**What to produce**
Show every line that has the string "курса" in it.

[Data records]
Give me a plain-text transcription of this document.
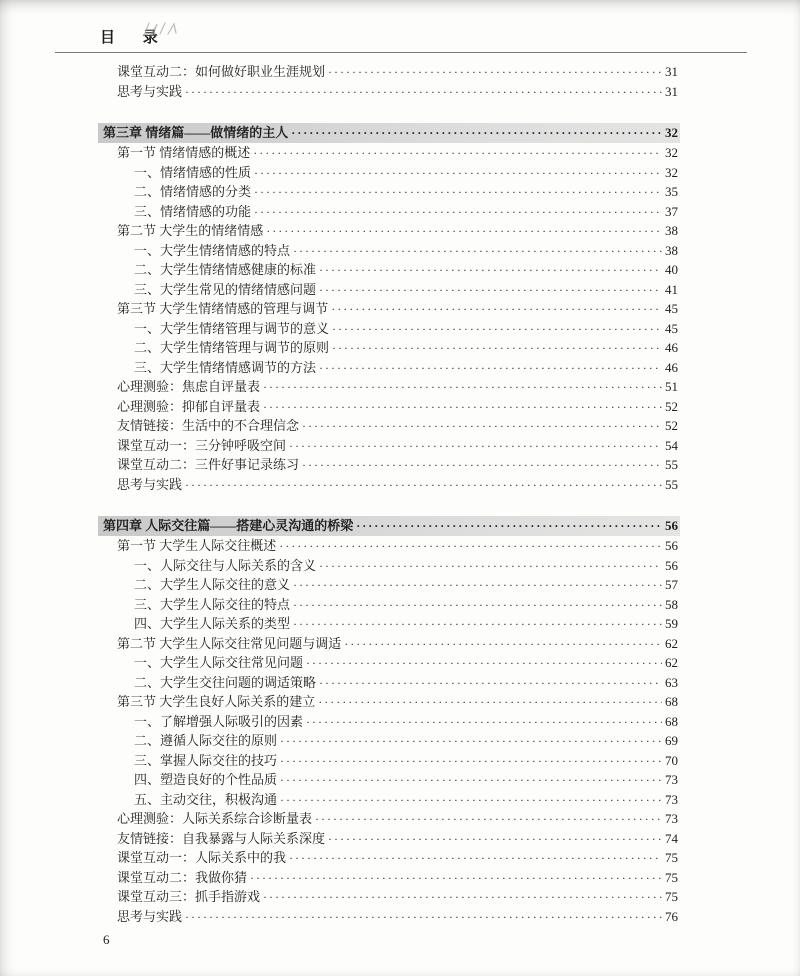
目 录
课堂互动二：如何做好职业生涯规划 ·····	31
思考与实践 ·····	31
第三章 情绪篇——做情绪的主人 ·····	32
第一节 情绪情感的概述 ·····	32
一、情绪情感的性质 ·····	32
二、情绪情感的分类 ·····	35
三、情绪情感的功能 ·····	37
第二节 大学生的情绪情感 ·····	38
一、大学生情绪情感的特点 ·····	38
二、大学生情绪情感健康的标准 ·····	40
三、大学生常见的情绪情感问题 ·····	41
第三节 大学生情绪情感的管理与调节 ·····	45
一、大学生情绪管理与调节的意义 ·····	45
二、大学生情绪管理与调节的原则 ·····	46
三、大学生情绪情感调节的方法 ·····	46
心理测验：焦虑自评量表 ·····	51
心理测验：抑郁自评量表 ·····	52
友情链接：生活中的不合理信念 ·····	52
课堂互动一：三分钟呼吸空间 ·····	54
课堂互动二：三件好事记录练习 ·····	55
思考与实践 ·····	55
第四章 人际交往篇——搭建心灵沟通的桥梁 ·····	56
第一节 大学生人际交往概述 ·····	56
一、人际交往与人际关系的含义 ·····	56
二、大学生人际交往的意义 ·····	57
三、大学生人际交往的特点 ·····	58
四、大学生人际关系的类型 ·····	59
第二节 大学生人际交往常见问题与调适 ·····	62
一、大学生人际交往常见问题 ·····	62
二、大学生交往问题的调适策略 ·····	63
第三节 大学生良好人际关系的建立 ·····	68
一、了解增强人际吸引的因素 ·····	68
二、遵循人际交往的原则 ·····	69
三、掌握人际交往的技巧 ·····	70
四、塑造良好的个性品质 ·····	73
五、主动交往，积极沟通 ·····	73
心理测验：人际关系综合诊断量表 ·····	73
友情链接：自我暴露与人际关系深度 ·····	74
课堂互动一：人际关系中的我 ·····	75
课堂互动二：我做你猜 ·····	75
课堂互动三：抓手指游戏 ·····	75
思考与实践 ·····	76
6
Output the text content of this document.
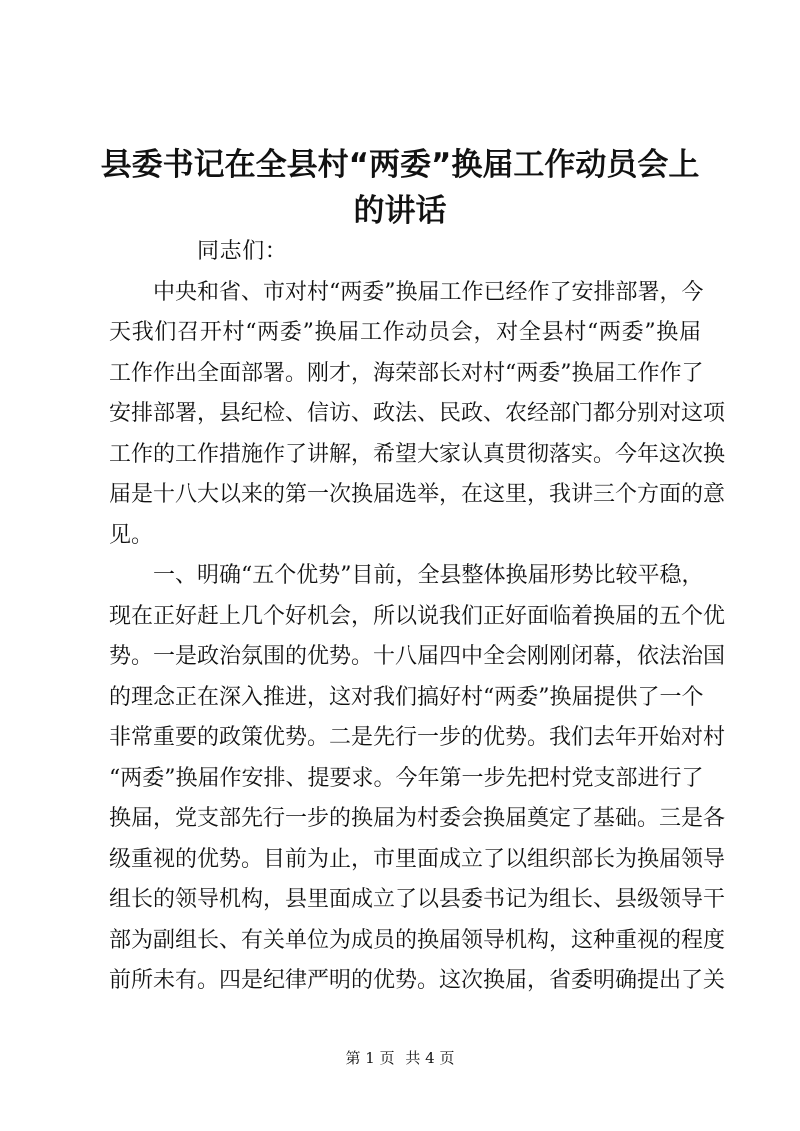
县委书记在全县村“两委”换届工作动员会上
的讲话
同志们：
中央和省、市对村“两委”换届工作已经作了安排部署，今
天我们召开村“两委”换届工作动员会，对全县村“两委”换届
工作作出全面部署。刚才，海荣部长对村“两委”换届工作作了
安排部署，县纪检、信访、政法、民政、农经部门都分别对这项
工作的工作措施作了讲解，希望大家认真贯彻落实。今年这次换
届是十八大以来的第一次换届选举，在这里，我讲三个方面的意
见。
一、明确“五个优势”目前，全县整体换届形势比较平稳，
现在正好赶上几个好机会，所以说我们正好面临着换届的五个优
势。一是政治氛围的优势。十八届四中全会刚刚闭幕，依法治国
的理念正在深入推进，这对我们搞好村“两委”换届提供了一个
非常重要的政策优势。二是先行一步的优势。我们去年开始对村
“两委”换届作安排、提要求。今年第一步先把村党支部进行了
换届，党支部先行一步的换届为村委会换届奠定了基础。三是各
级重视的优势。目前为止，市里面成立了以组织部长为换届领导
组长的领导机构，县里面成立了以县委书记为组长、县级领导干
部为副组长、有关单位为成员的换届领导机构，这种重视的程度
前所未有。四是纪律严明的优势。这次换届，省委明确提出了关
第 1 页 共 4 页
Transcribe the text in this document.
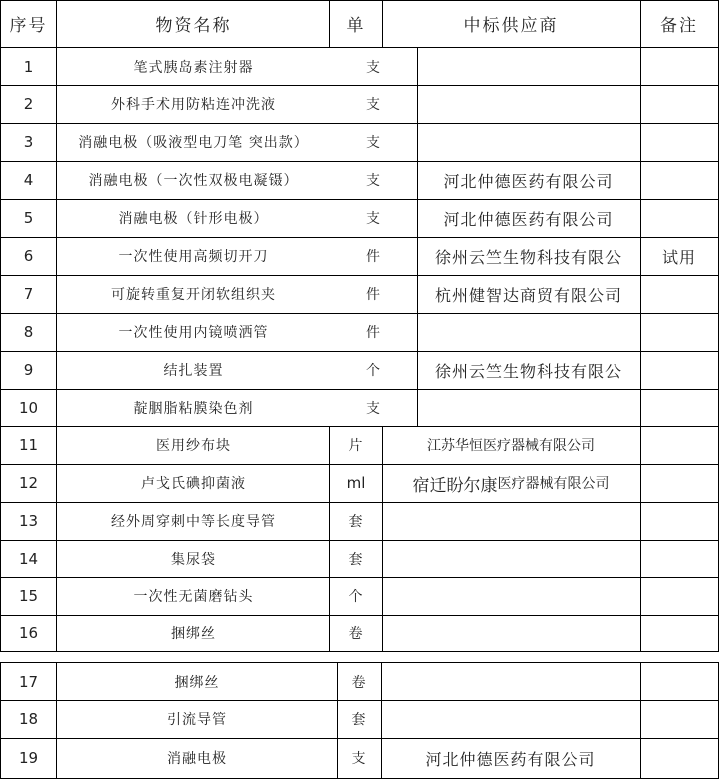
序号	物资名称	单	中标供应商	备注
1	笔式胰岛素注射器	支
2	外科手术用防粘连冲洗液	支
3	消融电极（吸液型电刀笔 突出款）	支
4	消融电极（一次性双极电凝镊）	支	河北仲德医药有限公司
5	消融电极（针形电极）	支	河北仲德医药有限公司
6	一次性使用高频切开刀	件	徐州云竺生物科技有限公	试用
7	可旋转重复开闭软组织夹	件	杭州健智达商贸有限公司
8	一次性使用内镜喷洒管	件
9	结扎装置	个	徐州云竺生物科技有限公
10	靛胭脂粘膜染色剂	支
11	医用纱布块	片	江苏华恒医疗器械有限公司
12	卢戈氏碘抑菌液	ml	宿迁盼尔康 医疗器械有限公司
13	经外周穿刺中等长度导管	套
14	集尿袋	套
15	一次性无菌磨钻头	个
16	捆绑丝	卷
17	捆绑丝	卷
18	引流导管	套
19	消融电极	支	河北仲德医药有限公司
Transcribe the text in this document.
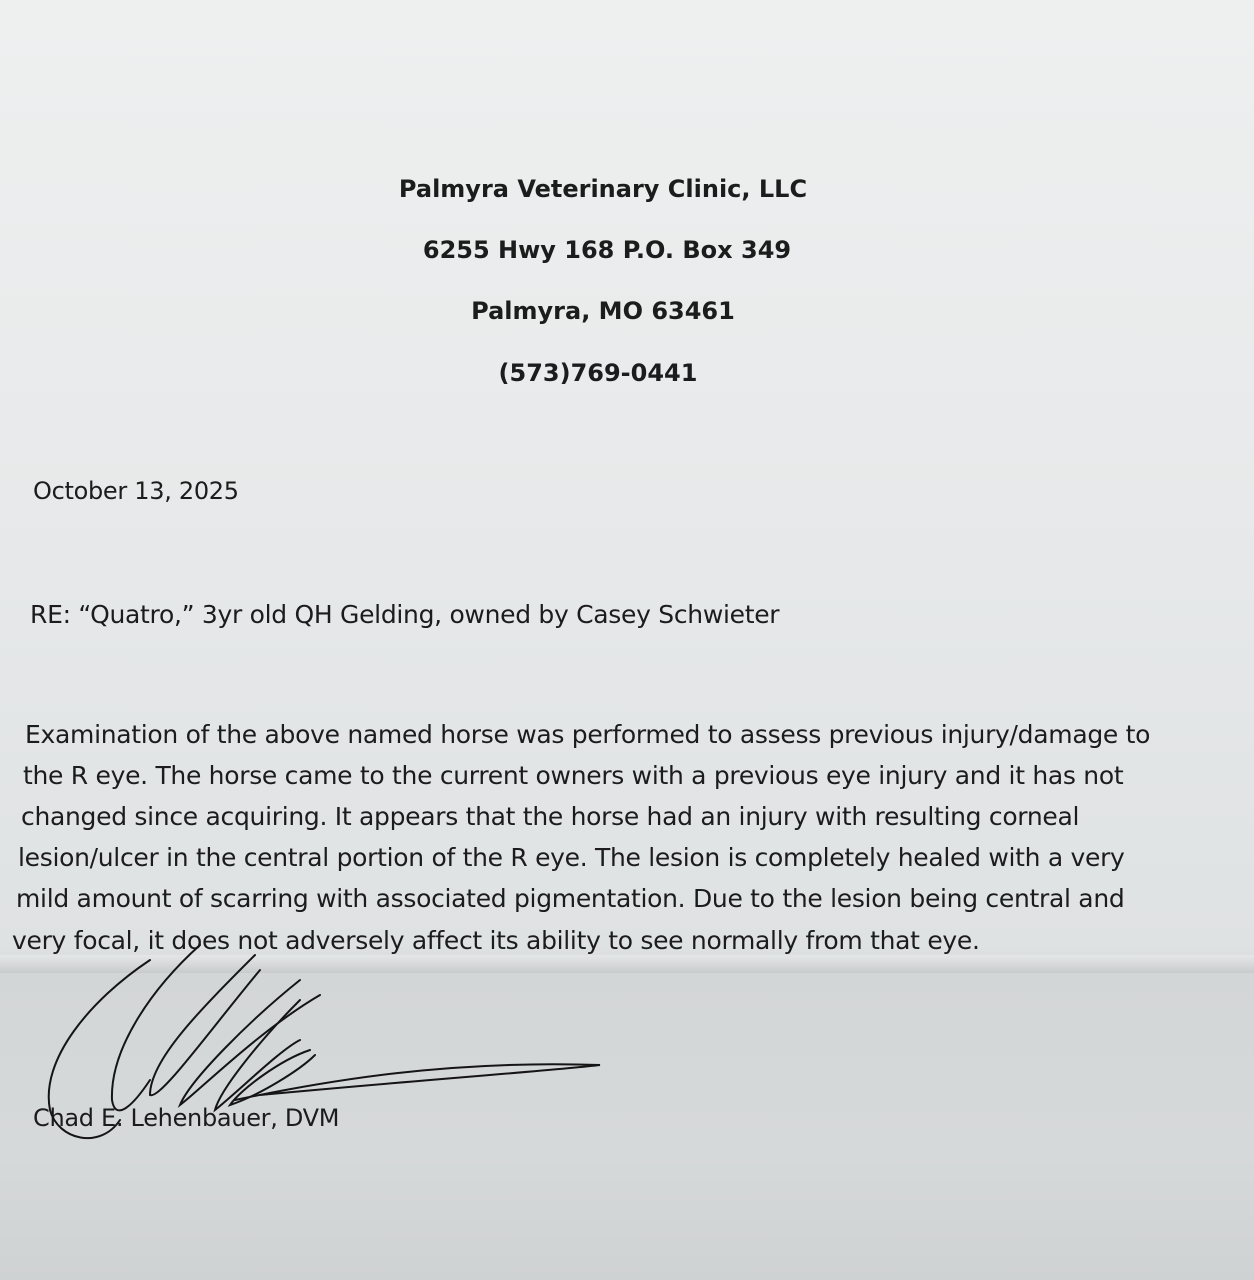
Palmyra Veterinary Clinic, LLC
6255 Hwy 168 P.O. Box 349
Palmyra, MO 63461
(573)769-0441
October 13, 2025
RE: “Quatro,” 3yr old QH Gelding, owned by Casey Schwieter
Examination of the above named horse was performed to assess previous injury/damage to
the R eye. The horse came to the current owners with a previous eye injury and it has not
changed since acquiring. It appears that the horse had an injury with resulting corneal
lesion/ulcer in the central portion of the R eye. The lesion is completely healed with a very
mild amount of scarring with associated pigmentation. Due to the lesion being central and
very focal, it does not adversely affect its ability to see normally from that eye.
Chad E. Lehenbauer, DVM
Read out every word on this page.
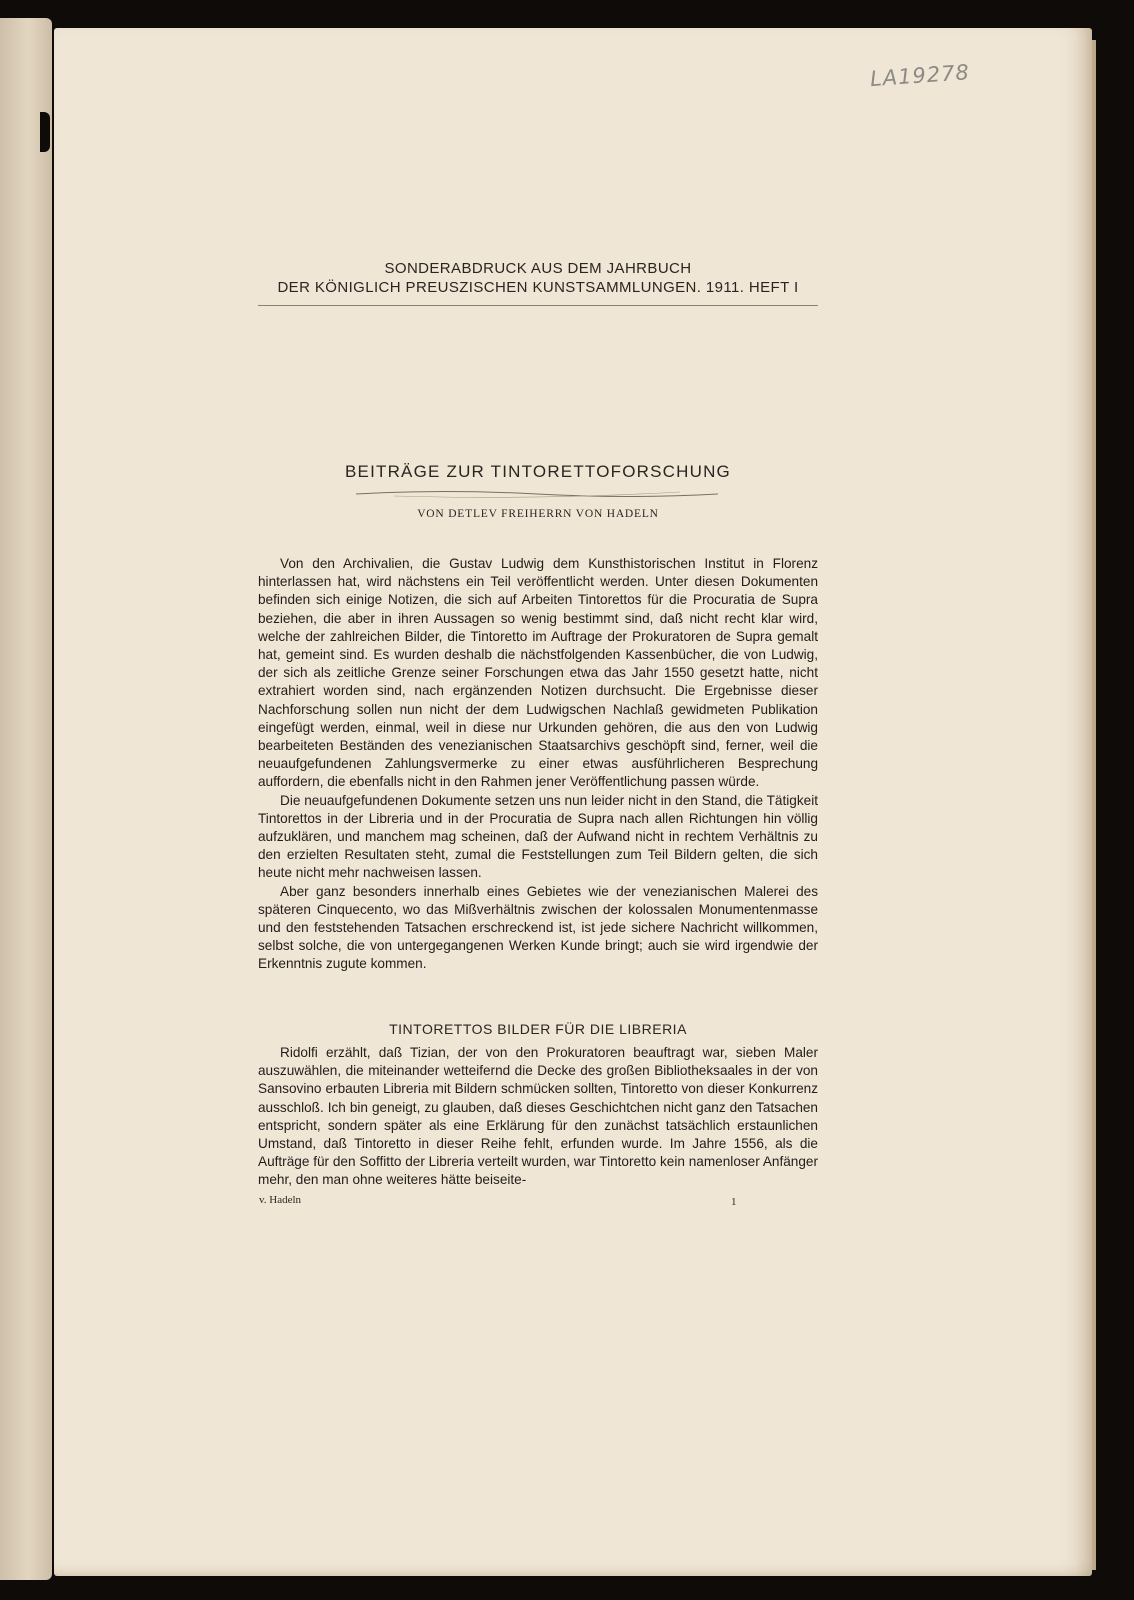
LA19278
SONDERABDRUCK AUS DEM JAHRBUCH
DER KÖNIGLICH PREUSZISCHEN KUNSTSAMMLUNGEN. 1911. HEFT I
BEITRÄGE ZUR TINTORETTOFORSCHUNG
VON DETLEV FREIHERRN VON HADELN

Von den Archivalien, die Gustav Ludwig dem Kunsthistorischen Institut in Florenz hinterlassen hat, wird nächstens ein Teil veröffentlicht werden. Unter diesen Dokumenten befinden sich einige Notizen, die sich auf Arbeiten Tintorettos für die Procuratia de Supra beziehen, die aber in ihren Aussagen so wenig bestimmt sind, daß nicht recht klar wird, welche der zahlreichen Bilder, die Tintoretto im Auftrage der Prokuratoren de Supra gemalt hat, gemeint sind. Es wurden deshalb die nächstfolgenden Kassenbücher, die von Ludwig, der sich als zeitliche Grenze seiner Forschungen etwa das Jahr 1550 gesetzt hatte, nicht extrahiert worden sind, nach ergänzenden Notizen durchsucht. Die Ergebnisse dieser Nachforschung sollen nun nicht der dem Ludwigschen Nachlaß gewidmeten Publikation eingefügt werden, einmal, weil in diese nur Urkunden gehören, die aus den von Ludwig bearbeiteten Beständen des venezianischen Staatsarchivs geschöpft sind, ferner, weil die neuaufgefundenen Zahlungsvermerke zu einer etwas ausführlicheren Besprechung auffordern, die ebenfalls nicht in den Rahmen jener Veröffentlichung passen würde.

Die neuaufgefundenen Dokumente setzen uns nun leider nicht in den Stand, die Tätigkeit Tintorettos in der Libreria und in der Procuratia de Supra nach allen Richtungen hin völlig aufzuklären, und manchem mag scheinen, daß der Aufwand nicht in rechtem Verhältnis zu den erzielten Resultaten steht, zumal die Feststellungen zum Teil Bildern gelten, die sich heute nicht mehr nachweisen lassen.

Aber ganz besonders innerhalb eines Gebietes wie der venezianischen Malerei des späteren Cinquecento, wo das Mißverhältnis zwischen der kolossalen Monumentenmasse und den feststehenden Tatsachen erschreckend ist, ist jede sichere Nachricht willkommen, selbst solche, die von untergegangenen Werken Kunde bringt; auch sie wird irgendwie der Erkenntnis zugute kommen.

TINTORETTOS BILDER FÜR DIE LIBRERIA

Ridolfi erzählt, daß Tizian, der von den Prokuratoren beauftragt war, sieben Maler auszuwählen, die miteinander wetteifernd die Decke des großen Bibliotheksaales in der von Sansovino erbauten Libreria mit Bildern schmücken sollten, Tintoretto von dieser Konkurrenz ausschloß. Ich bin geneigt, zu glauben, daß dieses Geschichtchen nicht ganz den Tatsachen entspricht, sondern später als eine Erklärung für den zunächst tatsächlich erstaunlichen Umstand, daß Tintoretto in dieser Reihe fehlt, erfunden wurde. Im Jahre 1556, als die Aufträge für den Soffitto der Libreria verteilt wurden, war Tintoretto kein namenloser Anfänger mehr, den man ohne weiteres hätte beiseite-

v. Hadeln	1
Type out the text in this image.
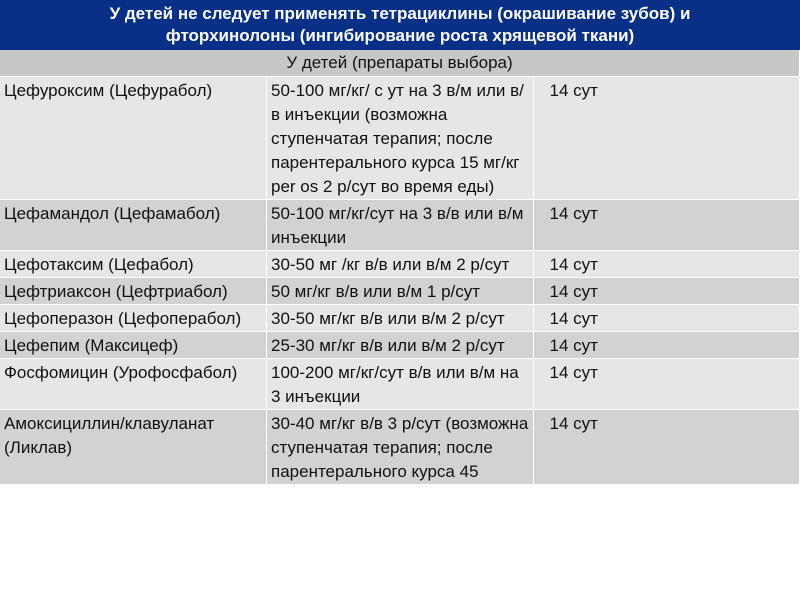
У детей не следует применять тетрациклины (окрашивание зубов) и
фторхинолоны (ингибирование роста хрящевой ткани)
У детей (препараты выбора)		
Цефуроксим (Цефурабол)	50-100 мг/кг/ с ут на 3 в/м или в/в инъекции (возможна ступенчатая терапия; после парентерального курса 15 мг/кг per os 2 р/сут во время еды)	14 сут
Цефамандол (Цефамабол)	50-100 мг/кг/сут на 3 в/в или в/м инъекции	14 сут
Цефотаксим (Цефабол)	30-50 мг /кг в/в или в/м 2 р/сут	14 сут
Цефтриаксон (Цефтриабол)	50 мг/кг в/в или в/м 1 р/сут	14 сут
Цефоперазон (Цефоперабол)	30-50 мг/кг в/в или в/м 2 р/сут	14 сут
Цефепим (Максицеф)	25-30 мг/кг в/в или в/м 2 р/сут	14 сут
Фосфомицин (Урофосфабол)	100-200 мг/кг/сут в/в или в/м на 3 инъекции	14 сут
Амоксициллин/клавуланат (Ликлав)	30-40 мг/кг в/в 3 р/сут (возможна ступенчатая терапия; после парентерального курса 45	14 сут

**Answer to this task**
Цефуроксим (Цефурабол)	50-100 мг/кг/ с ут на 3 в/м или в/в инъекции (возможна ступенчатая терапия; после парентерального курса 15 мг/кг per os 2 р/сут во время еды)	14 сут
Амоксициллин/клавуланат (Ликлав)	30-40 мг/кг в/в 3 р/сут (возможна ступенчатая терапия; после парентерального курса 45	14 сут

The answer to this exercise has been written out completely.